--- begin Materials provided ---
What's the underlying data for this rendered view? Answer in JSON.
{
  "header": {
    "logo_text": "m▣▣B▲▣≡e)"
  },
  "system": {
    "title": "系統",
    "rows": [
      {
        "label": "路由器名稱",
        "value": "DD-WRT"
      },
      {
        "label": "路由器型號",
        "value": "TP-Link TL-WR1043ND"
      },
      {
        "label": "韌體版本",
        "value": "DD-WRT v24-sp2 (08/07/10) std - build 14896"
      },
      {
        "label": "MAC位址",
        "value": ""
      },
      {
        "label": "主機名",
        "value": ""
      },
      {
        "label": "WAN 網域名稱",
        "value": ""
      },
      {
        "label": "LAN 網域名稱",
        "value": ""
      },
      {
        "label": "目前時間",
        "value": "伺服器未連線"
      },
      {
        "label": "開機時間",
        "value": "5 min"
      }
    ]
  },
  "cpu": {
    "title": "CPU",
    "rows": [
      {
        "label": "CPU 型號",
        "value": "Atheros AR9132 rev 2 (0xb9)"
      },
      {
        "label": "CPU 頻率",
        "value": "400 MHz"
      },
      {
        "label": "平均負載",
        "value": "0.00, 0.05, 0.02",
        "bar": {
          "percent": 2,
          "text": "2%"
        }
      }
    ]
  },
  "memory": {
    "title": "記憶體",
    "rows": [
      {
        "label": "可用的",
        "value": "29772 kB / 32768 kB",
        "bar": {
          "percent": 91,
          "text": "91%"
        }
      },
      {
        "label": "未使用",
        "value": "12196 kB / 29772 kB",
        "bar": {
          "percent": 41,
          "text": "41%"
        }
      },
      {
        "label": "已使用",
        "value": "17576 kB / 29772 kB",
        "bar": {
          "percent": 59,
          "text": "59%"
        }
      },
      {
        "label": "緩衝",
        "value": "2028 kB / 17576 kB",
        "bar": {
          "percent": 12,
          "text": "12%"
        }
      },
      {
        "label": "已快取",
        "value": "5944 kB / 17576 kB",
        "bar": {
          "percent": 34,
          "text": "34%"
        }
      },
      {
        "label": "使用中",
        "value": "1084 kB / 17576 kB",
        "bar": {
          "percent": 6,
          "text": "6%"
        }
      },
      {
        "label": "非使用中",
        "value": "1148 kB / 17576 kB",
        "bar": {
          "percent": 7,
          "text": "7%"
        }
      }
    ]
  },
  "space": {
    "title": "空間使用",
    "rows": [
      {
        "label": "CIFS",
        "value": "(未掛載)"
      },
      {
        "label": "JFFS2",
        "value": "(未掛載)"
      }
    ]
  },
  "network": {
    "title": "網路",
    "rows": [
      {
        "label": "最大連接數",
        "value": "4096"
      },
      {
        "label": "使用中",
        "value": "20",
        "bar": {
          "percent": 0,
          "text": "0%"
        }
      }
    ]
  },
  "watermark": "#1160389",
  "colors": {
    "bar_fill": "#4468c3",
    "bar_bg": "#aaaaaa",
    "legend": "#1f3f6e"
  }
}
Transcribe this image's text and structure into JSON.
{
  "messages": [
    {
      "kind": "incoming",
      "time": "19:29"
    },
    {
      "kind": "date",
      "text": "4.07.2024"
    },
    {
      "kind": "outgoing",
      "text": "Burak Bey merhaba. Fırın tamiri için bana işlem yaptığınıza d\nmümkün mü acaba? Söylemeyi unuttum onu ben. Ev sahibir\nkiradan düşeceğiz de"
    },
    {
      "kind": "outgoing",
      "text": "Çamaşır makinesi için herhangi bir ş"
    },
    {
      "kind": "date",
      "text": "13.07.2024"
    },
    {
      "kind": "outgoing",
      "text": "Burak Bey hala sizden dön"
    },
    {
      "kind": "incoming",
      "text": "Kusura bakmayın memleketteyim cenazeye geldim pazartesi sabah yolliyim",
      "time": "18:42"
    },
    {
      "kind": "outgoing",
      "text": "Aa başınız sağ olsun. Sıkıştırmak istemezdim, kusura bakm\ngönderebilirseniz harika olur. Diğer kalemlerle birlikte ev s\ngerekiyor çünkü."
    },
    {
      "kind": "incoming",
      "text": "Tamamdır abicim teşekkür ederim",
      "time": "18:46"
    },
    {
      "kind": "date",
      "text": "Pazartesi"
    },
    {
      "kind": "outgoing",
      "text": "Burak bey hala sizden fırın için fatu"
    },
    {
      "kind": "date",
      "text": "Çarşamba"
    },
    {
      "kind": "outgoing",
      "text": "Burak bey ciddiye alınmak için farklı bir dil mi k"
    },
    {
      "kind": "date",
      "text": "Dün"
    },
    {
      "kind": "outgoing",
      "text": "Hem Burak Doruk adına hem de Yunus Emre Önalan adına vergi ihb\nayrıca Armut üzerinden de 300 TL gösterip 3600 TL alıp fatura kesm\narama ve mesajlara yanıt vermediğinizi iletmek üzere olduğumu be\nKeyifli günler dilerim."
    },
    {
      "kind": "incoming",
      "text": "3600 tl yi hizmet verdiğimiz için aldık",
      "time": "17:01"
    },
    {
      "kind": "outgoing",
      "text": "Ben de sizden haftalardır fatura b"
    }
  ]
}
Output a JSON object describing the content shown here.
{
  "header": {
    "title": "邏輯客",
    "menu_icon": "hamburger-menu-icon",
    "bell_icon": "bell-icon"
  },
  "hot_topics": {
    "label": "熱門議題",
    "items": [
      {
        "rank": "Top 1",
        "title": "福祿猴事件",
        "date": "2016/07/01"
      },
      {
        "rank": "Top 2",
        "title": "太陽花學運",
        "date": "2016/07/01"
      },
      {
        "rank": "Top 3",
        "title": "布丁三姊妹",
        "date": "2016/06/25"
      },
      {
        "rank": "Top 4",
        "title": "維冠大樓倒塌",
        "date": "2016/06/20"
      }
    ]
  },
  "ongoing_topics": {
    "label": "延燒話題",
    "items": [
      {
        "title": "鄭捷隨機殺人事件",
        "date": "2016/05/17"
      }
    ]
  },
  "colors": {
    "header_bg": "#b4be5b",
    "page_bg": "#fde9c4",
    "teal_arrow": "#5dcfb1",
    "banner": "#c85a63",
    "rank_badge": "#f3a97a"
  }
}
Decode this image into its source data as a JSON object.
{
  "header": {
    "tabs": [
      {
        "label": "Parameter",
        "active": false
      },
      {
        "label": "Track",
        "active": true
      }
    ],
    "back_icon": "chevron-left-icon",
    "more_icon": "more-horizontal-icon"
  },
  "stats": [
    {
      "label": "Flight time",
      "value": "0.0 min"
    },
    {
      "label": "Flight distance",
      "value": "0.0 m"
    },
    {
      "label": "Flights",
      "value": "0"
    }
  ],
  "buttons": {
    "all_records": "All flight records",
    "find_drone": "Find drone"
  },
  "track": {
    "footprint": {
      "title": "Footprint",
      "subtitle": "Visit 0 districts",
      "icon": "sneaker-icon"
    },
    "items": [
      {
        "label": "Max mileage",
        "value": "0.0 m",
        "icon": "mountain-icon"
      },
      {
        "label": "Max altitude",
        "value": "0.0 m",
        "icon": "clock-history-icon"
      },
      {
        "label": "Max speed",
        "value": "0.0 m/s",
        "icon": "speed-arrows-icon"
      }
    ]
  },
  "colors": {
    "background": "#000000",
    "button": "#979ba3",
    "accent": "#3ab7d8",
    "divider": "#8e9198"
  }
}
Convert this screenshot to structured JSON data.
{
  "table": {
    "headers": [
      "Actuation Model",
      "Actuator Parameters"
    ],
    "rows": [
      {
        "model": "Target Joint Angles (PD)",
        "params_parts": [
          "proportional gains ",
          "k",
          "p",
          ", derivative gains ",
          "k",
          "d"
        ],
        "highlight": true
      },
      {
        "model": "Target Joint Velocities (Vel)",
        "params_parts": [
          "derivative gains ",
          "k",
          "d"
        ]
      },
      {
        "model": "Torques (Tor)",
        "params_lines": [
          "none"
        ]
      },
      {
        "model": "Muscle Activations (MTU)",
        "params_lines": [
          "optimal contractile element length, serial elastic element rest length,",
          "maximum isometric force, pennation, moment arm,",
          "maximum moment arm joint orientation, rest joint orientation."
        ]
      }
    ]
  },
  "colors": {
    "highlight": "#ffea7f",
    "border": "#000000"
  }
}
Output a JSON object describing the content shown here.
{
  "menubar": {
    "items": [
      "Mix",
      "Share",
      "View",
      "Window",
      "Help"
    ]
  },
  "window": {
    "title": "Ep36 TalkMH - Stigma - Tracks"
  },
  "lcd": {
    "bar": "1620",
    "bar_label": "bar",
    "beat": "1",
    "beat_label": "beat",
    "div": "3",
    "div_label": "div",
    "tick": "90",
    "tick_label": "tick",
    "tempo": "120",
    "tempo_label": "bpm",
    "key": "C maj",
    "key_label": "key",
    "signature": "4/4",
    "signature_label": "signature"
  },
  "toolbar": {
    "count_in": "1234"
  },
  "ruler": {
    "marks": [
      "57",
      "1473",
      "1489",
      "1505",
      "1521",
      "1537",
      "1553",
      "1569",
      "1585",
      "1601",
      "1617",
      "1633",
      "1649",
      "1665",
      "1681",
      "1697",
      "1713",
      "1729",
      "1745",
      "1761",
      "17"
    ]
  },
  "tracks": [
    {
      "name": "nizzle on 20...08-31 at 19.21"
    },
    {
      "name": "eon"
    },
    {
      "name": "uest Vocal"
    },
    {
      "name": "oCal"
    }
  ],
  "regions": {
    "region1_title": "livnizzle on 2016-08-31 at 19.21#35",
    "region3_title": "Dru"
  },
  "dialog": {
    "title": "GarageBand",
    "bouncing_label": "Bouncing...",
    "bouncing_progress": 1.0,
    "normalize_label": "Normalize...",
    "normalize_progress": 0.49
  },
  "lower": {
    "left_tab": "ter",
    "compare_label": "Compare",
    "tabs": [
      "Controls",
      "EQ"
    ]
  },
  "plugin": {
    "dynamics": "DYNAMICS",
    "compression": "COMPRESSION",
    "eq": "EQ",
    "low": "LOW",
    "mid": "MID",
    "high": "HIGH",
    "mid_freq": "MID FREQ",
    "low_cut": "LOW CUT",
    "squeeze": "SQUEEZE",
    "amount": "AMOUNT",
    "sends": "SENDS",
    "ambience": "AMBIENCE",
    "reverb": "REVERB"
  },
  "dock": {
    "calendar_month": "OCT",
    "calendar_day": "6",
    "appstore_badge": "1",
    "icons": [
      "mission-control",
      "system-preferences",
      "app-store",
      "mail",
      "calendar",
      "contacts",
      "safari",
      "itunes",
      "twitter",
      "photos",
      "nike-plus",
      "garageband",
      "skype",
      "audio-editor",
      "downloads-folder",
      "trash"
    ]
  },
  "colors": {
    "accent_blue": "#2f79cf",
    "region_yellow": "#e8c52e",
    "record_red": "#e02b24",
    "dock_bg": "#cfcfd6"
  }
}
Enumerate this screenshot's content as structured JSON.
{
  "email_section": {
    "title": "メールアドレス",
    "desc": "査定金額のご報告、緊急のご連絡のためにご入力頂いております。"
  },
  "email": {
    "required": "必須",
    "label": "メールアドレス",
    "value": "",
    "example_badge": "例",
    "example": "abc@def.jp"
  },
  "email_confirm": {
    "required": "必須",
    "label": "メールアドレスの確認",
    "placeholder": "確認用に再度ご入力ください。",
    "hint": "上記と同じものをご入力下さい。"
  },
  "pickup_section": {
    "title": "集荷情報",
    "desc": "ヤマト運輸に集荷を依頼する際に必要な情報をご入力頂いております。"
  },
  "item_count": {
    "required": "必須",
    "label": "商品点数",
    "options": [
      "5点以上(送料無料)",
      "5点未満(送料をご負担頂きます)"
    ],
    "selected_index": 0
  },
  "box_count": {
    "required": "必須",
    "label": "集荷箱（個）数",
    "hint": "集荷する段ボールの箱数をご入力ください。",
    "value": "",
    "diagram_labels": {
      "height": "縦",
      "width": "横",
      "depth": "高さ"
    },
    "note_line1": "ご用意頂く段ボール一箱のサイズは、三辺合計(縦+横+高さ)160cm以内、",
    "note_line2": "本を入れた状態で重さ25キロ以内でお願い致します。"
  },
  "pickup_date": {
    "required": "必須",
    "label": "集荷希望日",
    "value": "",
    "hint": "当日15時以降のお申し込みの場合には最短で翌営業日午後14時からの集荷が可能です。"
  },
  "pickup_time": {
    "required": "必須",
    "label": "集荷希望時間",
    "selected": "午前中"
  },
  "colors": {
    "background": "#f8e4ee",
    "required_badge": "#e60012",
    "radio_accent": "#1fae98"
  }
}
--- end Materials provided ---
> [Task details]: Return each line of the listing that holds the string "screenshot".

> [The reply]:
Convert this screenshot to structured JSON data.
Enumerate this screenshot's content as structured JSON.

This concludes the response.